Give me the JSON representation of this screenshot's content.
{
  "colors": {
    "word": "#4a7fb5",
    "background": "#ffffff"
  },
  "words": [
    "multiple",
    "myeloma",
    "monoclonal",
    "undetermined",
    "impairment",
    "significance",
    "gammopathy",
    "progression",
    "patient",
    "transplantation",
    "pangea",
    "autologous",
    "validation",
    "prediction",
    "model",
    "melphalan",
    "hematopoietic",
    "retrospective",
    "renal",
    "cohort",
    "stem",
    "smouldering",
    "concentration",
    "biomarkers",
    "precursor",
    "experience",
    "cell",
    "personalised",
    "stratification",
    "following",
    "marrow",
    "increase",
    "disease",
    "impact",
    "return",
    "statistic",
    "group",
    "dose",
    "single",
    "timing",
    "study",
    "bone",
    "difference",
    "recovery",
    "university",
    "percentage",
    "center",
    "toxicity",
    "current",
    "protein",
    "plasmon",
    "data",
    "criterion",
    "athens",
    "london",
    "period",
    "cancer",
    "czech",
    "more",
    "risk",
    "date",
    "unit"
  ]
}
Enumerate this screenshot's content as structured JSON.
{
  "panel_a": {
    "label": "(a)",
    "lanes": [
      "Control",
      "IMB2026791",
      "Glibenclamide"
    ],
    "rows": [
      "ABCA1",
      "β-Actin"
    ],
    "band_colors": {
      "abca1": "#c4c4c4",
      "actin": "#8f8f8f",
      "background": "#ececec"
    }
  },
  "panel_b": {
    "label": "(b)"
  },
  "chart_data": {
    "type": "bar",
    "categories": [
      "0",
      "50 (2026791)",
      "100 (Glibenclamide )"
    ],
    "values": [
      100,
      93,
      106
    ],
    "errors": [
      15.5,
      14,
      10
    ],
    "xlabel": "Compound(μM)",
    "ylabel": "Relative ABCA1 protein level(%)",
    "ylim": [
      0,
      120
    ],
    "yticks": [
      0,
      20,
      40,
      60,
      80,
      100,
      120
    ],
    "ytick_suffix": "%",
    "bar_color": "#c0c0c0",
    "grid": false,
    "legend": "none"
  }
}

◆ ◆ ◆ ◆ ◆

WORK REQUIRED> Restate the data word for word, leaving nothing out.

ANSWER>
Give me the JSON representation of this screenshot's content.
{
  "colors": {
    "word": "#4a7fb5",
    "background": "#ffffff"
  },
  "words": [
    "multiple",
    "myeloma",
    "monoclonal",
    "undetermined",
    "impairment",
    "significance",
    "gammopathy",
    "progression",
    "patient",
    "transplantation",
    "pangea",
    "autologous",
    "validation",
    "prediction",
    "model",
    "melphalan",
    "hematopoietic",
    "retrospective",
    "renal",
    "cohort",
    "stem",
    "smouldering",
    "concentration",
    "biomarkers",
    "precursor",
    "experience",
    "cell",
    "personalised",
    "stratification",
    "following",
    "marrow",
    "increase",
    "disease",
    "impact",
    "return",
    "statistic",
    "group",
    "dose",
    "single",
    "timing",
    "study",
    "bone",
    "difference",
    "recovery",
    "university",
    "percentage",
    "center",
    "toxicity",
    "current",
    "protein",
    "plasmon",
    "data",
    "criterion",
    "athens",
    "london",
    "period",
    "cancer",
    "czech",
    "more",
    "risk",
    "date",
    "unit"
  ]
}
Enumerate this screenshot's content as structured JSON.
{
  "panel_a": {
    "label": "(a)",
    "lanes": [
      "Control",
      "IMB2026791",
      "Glibenclamide"
    ],
    "rows": [
      "ABCA1",
      "β-Actin"
    ],
    "band_colors": {
      "abca1": "#c4c4c4",
      "actin": "#8f8f8f",
      "background": "#ececec"
    }
  },
  "panel_b": {
    "label": "(b)"
  },
  "chart_data": {
    "type": "bar",
    "categories": [
      "0",
      "50 (2026791)",
      "100 (Glibenclamide )"
    ],
    "values": [
      100,
      93,
      106
    ],
    "errors": [
      15.5,
      14,
      10
    ],
    "xlabel": "Compound(μM)",
    "ylabel": "Relative ABCA1 protein level(%)",
    "ylim": [
      0,
      120
    ],
    "yticks": [
      0,
      20,
      40,
      60,
      80,
      100,
      120
    ],
    "ytick_suffix": "%",
    "bar_color": "#c0c0c0",
    "grid": false,
    "legend": "none"
  }
}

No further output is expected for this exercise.